**Requirement:** Output the full material exactly as it appears here.

**Records for this task:**
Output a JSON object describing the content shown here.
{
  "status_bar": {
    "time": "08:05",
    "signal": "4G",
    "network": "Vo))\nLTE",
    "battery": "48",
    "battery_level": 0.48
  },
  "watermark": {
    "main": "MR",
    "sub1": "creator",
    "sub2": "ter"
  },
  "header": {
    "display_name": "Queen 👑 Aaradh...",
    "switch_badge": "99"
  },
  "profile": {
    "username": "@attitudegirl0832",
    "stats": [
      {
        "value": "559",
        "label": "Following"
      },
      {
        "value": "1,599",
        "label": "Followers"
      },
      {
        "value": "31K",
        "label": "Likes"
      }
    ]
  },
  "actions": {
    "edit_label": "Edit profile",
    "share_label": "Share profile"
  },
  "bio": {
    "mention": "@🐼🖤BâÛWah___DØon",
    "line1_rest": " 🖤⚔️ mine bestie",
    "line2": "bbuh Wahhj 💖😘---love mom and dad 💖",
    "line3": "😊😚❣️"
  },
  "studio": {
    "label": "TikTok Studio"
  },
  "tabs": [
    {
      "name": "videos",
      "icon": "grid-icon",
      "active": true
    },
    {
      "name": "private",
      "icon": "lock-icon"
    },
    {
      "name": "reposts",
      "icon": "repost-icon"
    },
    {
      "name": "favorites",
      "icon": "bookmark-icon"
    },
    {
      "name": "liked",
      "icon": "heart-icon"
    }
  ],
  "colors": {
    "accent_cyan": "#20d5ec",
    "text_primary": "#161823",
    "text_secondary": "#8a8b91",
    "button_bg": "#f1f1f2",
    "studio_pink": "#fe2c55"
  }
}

**Task output:**
Output a JSON object describing the content shown here.
{
  "status_bar": {
    "time": "08:05",
    "signal": "4G",
    "network": "Vo))\nLTE",
    "battery": "48",
    "battery_level": 0.48
  },
  "watermark": {
    "main": "MR",
    "sub1": "creator",
    "sub2": "ter"
  },
  "header": {
    "display_name": "Queen 👑 Aaradh...",
    "switch_badge": "99"
  },
  "profile": {
    "username": "@attitudegirl0832",
    "stats": [
      {
        "value": "559",
        "label": "Following"
      },
      {
        "value": "1,599",
        "label": "Followers"
      },
      {
        "value": "31K",
        "label": "Likes"
      }
    ]
  },
  "actions": {
    "edit_label": "Edit profile",
    "share_label": "Share profile"
  },
  "bio": {
    "mention": "@🐼🖤BâÛWah___DØon",
    "line1_rest": " 🖤⚔️ mine bestie",
    "line2": "bbuh Wahhj 💖😘---love mom and dad 💖",
    "line3": "😊😚❣️"
  },
  "studio": {
    "label": "TikTok Studio"
  },
  "tabs": [
    {
      "name": "videos",
      "icon": "grid-icon",
      "active": true
    },
    {
      "name": "private",
      "icon": "lock-icon"
    },
    {
      "name": "reposts",
      "icon": "repost-icon"
    },
    {
      "name": "favorites",
      "icon": "bookmark-icon"
    },
    {
      "name": "liked",
      "icon": "heart-icon"
    }
  ],
  "colors": {
    "accent_cyan": "#20d5ec",
    "text_primary": "#161823",
    "text_secondary": "#8a8b91",
    "button_bg": "#f1f1f2",
    "studio_pink": "#fe2c55"
  }
}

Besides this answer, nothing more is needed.